-- Exercise requirements --
Copy out every one of the following rows, character for character.

-- Material provided --
....
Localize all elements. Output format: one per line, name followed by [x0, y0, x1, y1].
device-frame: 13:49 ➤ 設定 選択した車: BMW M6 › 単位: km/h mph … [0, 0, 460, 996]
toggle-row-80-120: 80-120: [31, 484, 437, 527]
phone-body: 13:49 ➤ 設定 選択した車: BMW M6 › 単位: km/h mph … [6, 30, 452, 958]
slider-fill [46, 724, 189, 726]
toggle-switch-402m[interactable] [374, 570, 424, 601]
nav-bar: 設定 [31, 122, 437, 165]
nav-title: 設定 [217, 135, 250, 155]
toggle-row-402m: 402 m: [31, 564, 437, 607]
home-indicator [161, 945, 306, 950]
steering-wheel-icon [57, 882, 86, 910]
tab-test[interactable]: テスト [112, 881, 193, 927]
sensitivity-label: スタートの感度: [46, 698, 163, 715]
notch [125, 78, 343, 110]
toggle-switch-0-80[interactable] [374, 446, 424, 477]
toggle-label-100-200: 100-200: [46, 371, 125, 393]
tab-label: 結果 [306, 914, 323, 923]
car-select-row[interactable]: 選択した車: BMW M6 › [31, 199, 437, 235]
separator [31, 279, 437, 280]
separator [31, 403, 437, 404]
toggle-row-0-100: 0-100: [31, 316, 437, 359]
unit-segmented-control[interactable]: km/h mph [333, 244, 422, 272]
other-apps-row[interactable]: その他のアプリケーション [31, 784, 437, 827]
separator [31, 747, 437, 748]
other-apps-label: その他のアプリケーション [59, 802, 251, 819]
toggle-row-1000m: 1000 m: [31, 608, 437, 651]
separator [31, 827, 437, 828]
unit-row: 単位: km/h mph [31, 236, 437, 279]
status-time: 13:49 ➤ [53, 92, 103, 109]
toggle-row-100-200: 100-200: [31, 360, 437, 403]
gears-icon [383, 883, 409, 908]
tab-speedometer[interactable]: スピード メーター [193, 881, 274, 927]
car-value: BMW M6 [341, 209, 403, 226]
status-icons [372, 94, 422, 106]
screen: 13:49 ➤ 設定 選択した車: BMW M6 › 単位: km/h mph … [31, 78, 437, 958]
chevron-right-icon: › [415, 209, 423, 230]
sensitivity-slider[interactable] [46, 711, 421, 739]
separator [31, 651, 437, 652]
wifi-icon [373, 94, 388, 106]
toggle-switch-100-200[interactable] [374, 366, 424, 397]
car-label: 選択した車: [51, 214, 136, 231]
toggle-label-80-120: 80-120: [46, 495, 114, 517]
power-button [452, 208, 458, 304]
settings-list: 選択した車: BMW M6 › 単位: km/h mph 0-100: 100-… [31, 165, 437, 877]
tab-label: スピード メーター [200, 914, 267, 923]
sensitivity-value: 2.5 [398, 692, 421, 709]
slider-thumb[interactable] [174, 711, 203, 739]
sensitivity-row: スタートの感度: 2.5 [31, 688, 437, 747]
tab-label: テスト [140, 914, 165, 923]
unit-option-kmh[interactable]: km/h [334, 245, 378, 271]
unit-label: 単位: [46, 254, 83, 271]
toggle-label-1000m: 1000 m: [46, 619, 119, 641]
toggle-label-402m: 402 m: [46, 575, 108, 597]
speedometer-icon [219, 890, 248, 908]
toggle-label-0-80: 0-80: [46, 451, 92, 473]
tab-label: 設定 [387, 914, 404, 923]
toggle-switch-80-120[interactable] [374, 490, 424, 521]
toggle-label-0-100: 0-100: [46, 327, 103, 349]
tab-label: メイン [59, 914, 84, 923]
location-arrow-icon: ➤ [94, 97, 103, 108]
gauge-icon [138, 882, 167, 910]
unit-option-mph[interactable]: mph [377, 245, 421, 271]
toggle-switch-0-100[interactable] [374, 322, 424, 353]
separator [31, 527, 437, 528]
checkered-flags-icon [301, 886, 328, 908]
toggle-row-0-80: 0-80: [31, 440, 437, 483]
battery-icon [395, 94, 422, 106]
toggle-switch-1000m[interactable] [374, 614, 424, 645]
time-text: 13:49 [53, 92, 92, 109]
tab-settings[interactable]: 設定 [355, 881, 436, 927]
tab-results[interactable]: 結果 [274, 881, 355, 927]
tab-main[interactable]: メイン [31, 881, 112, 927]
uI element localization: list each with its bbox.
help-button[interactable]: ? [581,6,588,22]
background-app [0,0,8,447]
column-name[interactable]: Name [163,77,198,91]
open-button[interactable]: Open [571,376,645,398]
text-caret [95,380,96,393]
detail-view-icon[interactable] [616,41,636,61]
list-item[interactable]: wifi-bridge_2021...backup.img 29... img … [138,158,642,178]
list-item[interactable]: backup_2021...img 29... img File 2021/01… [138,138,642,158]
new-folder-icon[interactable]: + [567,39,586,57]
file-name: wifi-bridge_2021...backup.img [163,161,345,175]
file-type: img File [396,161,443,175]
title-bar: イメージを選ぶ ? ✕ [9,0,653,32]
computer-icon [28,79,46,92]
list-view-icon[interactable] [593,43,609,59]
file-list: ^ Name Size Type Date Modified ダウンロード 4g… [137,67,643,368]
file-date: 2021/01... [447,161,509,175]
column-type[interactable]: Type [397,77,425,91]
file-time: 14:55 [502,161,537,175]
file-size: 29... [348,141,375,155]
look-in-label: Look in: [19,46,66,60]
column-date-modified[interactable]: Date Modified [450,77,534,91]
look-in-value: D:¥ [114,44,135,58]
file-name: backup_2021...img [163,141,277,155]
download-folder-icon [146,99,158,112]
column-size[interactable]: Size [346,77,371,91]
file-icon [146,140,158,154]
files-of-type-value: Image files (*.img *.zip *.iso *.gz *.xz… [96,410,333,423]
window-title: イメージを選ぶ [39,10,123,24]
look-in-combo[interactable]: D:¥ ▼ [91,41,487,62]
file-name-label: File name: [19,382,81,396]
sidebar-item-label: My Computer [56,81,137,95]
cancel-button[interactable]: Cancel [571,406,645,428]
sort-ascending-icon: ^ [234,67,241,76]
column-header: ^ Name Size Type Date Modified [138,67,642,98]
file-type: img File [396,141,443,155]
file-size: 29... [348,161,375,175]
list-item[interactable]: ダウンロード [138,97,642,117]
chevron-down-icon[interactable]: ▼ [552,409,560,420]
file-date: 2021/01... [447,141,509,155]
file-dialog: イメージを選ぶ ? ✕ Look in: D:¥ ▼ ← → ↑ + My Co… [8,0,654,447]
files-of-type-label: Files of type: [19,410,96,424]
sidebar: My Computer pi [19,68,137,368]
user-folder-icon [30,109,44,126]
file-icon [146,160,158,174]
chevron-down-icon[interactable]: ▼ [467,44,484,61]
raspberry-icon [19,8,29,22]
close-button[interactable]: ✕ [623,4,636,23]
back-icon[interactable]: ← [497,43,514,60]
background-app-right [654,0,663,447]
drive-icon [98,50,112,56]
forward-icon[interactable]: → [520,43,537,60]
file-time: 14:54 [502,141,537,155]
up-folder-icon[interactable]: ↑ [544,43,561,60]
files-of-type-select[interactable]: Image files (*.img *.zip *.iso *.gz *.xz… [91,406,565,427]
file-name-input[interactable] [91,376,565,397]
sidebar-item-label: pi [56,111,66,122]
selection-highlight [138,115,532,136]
....
-- Reply --
Localize all elements. Output format: one per line, name followed by [x0, y0, x1, y1].
device-frame: 13:49 ➤ 設定 選択した車: BMW M6 › 単位: km/h mph … [0, 0, 460, 996]
toggle-row-80-120: 80-120: [31, 484, 437, 527]
phone-body: 13:49 ➤ 設定 選択した車: BMW M6 › 単位: km/h mph … [6, 30, 452, 958]
slider-fill [46, 724, 189, 726]
toggle-switch-402m[interactable] [374, 570, 424, 601]
nav-bar: 設定 [31, 122, 437, 165]
nav-title: 設定 [217, 135, 250, 155]
toggle-row-402m: 402 m: [31, 564, 437, 607]
home-indicator [161, 945, 306, 950]
steering-wheel-icon [57, 882, 86, 910]
tab-test[interactable]: テスト [112, 881, 193, 927]
sensitivity-label: スタートの感度: [46, 698, 163, 715]
notch [125, 78, 343, 110]
toggle-switch-0-80[interactable] [374, 446, 424, 477]
toggle-label-100-200: 100-200: [46, 371, 125, 393]
tab-label: 結果 [306, 914, 323, 923]
car-select-row[interactable]: 選択した車: BMW M6 › [31, 199, 437, 235]
separator [31, 279, 437, 280]
separator [31, 403, 437, 404]
toggle-row-0-100: 0-100: [31, 316, 437, 359]
unit-segmented-control[interactable]: km/h mph [333, 244, 422, 272]
other-apps-row[interactable]: その他のアプリケーション [31, 784, 437, 827]
separator [31, 747, 437, 748]
other-apps-label: その他のアプリケーション [59, 802, 251, 819]
toggle-row-1000m: 1000 m: [31, 608, 437, 651]
separator [31, 827, 437, 828]
unit-row: 単位: km/h mph [31, 236, 437, 279]
status-time: 13:49 ➤ [53, 92, 103, 109]
toggle-row-100-200: 100-200: [31, 360, 437, 403]
gears-icon [383, 883, 409, 908]
tab-speedometer[interactable]: スピード メーター [193, 881, 274, 927]
car-value: BMW M6 [341, 209, 403, 226]
status-icons [372, 94, 422, 106]
screen: 13:49 ➤ 設定 選択した車: BMW M6 › 単位: km/h mph … [31, 78, 437, 958]
chevron-right-icon: › [415, 209, 423, 230]
sensitivity-slider[interactable] [46, 711, 421, 739]
separator [31, 651, 437, 652]
wifi-icon [373, 94, 388, 106]
toggle-switch-100-200[interactable] [374, 366, 424, 397]
car-label: 選択した車: [51, 214, 136, 231]
toggle-label-80-120: 80-120: [46, 495, 114, 517]
power-button [452, 208, 458, 304]
settings-list: 選択した車: BMW M6 › 単位: km/h mph 0-100: 100-… [31, 165, 437, 877]
tab-label: スピード メーター [200, 914, 267, 923]
sensitivity-value: 2.5 [398, 692, 421, 709]
slider-thumb[interactable] [174, 711, 203, 739]
sensitivity-row: スタートの感度: 2.5 [31, 688, 437, 747]
tab-label: テスト [140, 914, 165, 923]
unit-option-kmh[interactable]: km/h [334, 245, 378, 271]
unit-label: 単位: [46, 254, 83, 271]
toggle-label-1000m: 1000 m: [46, 619, 119, 641]
toggle-label-402m: 402 m: [46, 575, 108, 597]
speedometer-icon [219, 890, 248, 908]
toggle-label-0-80: 0-80: [46, 451, 92, 473]
tab-label: 設定 [387, 914, 404, 923]
toggle-switch-80-120[interactable] [374, 490, 424, 521]
toggle-label-0-100: 0-100: [46, 327, 103, 349]
tab-label: メイン [59, 914, 84, 923]
location-arrow-icon: ➤ [94, 97, 103, 108]
gauge-icon [138, 882, 167, 910]
unit-option-mph[interactable]: mph [377, 245, 421, 271]
toggle-switch-0-100[interactable] [374, 322, 424, 353]
separator [31, 527, 437, 528]
checkered-flags-icon [301, 886, 328, 908]
toggle-row-0-80: 0-80: [31, 440, 437, 483]
battery-icon [395, 94, 422, 106]
toggle-switch-1000m[interactable] [374, 614, 424, 645]
time-text: 13:49 [53, 92, 92, 109]
tab-settings[interactable]: 設定 [355, 881, 436, 927]
tab-results[interactable]: 結果 [274, 881, 355, 927]
tab-main[interactable]: メイン [31, 881, 112, 927]
uI element localization: list each with its bbox.
help-button[interactable]: ? [581,6,588,22]
background-app [0,0,8,447]
column-name[interactable]: Name [163,77,198,91]
open-button[interactable]: Open [571,376,645,398]
text-caret [95,380,96,393]
detail-view-icon[interactable] [616,41,636,61]
list-item[interactable]: wifi-bridge_2021...backup.img 29... img … [138,158,642,178]
list-item[interactable]: backup_2021...img 29... img File 2021/01… [138,138,642,158]
new-folder-icon[interactable]: + [567,39,586,57]
file-name: wifi-bridge_2021...backup.img [163,161,345,175]
file-type: img File [396,161,443,175]
title-bar: イメージを選ぶ ? ✕ [9,0,653,32]
computer-icon [28,79,46,92]
list-view-icon[interactable] [593,43,609,59]
file-list: ^ Name Size Type Date Modified ダウンロード 4g… [137,67,643,368]
file-date: 2021/01... [447,161,509,175]
column-type[interactable]: Type [397,77,425,91]
file-time: 14:55 [502,161,537,175]
file-size: 29... [348,141,375,155]
look-in-label: Look in: [19,46,66,60]
column-date-modified[interactable]: Date Modified [450,77,534,91]
look-in-value: D:¥ [114,44,135,58]
file-name: backup_2021...img [163,141,277,155]
download-folder-icon [146,99,158,112]
column-size[interactable]: Size [346,77,371,91]
file-icon [146,140,158,154]
files-of-type-value: Image files (*.img *.zip *.iso *.gz *.xz… [96,410,333,423]
window-title: イメージを選ぶ [39,10,123,24]
look-in-combo[interactable]: D:¥ ▼ [91,41,487,62]
file-name-label: File name: [19,382,81,396]
sidebar-item-label: My Computer [56,81,137,95]
cancel-button[interactable]: Cancel [571,406,645,428]
sort-ascending-icon: ^ [234,67,241,76]
column-header: ^ Name Size Type Date Modified [138,67,642,98]
file-type: img File [396,141,443,155]
file-size: 29... [348,161,375,175]
list-item[interactable]: ダウンロード [138,97,642,117]
chevron-down-icon[interactable]: ▼ [552,409,560,420]
file-date: 2021/01... [447,141,509,155]
file-dialog: イメージを選ぶ ? ✕ Look in: D:¥ ▼ ← → ↑ + My Co… [8,0,654,447]
files-of-type-label: Files of type: [19,410,96,424]
sidebar: My Computer pi [19,68,137,368]
user-folder-icon [30,109,44,126]
file-icon [146,160,158,174]
chevron-down-icon[interactable]: ▼ [467,44,484,61]
raspberry-icon [19,8,29,22]
close-button[interactable]: ✕ [623,4,636,23]
back-icon[interactable]: ← [497,43,514,60]
background-app-right [654,0,663,447]
drive-icon [98,50,112,56]
forward-icon[interactable]: → [520,43,537,60]
file-time: 14:54 [502,141,537,155]
up-folder-icon[interactable]: ↑ [544,43,561,60]
files-of-type-select[interactable]: Image files (*.img *.zip *.iso *.gz *.xz… [91,406,565,427]
file-name-input[interactable] [91,376,565,397]
sidebar-item-label: pi [56,111,66,122]
selection-highlight [138,115,532,136]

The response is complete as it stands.